What is required: Print the whole listing exactly.

Records shown:
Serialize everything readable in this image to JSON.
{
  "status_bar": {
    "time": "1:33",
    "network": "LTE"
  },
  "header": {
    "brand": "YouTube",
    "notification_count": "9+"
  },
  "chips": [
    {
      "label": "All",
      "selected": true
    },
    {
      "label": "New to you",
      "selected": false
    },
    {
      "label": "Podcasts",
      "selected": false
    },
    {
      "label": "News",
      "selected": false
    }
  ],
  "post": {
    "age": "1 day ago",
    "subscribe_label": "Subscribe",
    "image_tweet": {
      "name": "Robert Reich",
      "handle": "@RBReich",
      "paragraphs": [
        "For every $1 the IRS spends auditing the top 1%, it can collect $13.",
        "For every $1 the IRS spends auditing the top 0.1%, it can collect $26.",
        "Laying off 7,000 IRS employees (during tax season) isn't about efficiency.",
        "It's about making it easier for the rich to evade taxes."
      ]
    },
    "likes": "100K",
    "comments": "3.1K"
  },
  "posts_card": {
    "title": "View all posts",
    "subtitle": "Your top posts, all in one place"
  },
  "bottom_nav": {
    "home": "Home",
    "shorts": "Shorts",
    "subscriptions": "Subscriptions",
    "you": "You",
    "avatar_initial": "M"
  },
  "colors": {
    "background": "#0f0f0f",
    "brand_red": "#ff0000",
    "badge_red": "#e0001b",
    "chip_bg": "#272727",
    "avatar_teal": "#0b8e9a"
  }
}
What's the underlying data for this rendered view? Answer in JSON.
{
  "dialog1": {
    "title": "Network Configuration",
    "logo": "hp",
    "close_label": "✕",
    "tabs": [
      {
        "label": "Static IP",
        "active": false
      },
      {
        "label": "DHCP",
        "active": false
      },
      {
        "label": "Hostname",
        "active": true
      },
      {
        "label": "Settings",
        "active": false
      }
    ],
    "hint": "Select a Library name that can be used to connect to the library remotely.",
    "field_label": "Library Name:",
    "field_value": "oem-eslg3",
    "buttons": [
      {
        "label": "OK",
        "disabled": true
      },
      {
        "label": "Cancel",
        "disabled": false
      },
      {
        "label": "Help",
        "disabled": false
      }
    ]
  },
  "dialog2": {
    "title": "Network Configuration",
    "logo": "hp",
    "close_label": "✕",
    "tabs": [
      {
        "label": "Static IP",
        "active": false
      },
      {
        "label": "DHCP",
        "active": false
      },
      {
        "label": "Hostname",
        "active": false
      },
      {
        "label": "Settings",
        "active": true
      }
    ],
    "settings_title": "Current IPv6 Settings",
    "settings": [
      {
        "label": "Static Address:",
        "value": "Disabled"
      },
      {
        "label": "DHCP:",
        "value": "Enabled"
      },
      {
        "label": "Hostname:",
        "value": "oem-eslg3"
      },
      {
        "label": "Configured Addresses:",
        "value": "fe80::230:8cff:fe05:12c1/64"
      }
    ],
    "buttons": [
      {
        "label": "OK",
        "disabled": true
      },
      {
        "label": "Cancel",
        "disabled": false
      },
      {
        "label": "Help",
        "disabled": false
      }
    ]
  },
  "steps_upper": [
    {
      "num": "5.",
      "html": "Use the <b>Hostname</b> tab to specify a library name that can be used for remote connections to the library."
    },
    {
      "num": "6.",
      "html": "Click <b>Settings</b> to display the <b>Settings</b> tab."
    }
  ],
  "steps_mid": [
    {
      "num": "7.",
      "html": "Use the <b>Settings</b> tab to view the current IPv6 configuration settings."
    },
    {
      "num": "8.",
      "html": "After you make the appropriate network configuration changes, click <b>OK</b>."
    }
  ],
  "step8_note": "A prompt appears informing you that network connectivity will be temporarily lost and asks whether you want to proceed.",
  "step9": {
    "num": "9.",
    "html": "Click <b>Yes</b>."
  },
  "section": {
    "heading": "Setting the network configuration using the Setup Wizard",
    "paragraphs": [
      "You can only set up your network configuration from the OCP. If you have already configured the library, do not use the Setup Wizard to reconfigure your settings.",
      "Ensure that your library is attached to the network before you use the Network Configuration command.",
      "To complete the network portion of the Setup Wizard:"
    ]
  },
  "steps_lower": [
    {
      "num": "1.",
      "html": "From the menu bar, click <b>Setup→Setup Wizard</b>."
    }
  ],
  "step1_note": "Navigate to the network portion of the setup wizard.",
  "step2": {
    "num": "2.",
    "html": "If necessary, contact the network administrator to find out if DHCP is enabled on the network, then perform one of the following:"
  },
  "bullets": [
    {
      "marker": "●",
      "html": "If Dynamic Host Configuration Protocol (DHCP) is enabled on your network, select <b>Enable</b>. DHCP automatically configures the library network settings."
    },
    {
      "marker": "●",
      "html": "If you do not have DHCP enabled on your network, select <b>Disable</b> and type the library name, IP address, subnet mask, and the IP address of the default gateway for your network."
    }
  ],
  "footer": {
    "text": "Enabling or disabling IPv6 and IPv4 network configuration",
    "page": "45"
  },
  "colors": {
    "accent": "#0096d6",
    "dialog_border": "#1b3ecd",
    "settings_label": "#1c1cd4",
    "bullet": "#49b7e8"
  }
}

The solution:
Serialize everything readable in this image to JSON.
{
  "status_bar": {
    "time": "1:33",
    "network": "LTE"
  },
  "header": {
    "brand": "YouTube",
    "notification_count": "9+"
  },
  "chips": [
    {
      "label": "All",
      "selected": true
    },
    {
      "label": "New to you",
      "selected": false
    },
    {
      "label": "Podcasts",
      "selected": false
    },
    {
      "label": "News",
      "selected": false
    }
  ],
  "post": {
    "age": "1 day ago",
    "subscribe_label": "Subscribe",
    "image_tweet": {
      "name": "Robert Reich",
      "handle": "@RBReich",
      "paragraphs": [
        "For every $1 the IRS spends auditing the top 1%, it can collect $13.",
        "For every $1 the IRS spends auditing the top 0.1%, it can collect $26.",
        "Laying off 7,000 IRS employees (during tax season) isn't about efficiency.",
        "It's about making it easier for the rich to evade taxes."
      ]
    },
    "likes": "100K",
    "comments": "3.1K"
  },
  "posts_card": {
    "title": "View all posts",
    "subtitle": "Your top posts, all in one place"
  },
  "bottom_nav": {
    "home": "Home",
    "shorts": "Shorts",
    "subscriptions": "Subscriptions",
    "you": "You",
    "avatar_initial": "M"
  },
  "colors": {
    "background": "#0f0f0f",
    "brand_red": "#ff0000",
    "badge_red": "#e0001b",
    "chip_bg": "#272727",
    "avatar_teal": "#0b8e9a"
  }
}
What's the underlying data for this rendered view? Answer in JSON.
{
  "dialog1": {
    "title": "Network Configuration",
    "logo": "hp",
    "close_label": "✕",
    "tabs": [
      {
        "label": "Static IP",
        "active": false
      },
      {
        "label": "DHCP",
        "active": false
      },
      {
        "label": "Hostname",
        "active": true
      },
      {
        "label": "Settings",
        "active": false
      }
    ],
    "hint": "Select a Library name that can be used to connect to the library remotely.",
    "field_label": "Library Name:",
    "field_value": "oem-eslg3",
    "buttons": [
      {
        "label": "OK",
        "disabled": true
      },
      {
        "label": "Cancel",
        "disabled": false
      },
      {
        "label": "Help",
        "disabled": false
      }
    ]
  },
  "dialog2": {
    "title": "Network Configuration",
    "logo": "hp",
    "close_label": "✕",
    "tabs": [
      {
        "label": "Static IP",
        "active": false
      },
      {
        "label": "DHCP",
        "active": false
      },
      {
        "label": "Hostname",
        "active": false
      },
      {
        "label": "Settings",
        "active": true
      }
    ],
    "settings_title": "Current IPv6 Settings",
    "settings": [
      {
        "label": "Static Address:",
        "value": "Disabled"
      },
      {
        "label": "DHCP:",
        "value": "Enabled"
      },
      {
        "label": "Hostname:",
        "value": "oem-eslg3"
      },
      {
        "label": "Configured Addresses:",
        "value": "fe80::230:8cff:fe05:12c1/64"
      }
    ],
    "buttons": [
      {
        "label": "OK",
        "disabled": true
      },
      {
        "label": "Cancel",
        "disabled": false
      },
      {
        "label": "Help",
        "disabled": false
      }
    ]
  },
  "steps_upper": [
    {
      "num": "5.",
      "html": "Use the <b>Hostname</b> tab to specify a library name that can be used for remote connections to the library."
    },
    {
      "num": "6.",
      "html": "Click <b>Settings</b> to display the <b>Settings</b> tab."
    }
  ],
  "steps_mid": [
    {
      "num": "7.",
      "html": "Use the <b>Settings</b> tab to view the current IPv6 configuration settings."
    },
    {
      "num": "8.",
      "html": "After you make the appropriate network configuration changes, click <b>OK</b>."
    }
  ],
  "step8_note": "A prompt appears informing you that network connectivity will be temporarily lost and asks whether you want to proceed.",
  "step9": {
    "num": "9.",
    "html": "Click <b>Yes</b>."
  },
  "section": {
    "heading": "Setting the network configuration using the Setup Wizard",
    "paragraphs": [
      "You can only set up your network configuration from the OCP. If you have already configured the library, do not use the Setup Wizard to reconfigure your settings.",
      "Ensure that your library is attached to the network before you use the Network Configuration command.",
      "To complete the network portion of the Setup Wizard:"
    ]
  },
  "steps_lower": [
    {
      "num": "1.",
      "html": "From the menu bar, click <b>Setup→Setup Wizard</b>."
    }
  ],
  "step1_note": "Navigate to the network portion of the setup wizard.",
  "step2": {
    "num": "2.",
    "html": "If necessary, contact the network administrator to find out if DHCP is enabled on the network, then perform one of the following:"
  },
  "bullets": [
    {
      "marker": "●",
      "html": "If Dynamic Host Configuration Protocol (DHCP) is enabled on your network, select <b>Enable</b>. DHCP automatically configures the library network settings."
    },
    {
      "marker": "●",
      "html": "If you do not have DHCP enabled on your network, select <b>Disable</b> and type the library name, IP address, subnet mask, and the IP address of the default gateway for your network."
    }
  ],
  "footer": {
    "text": "Enabling or disabling IPv6 and IPv4 network configuration",
    "page": "45"
  },
  "colors": {
    "accent": "#0096d6",
    "dialog_border": "#1b3ecd",
    "settings_label": "#1c1cd4",
    "bullet": "#49b7e8"
  }
}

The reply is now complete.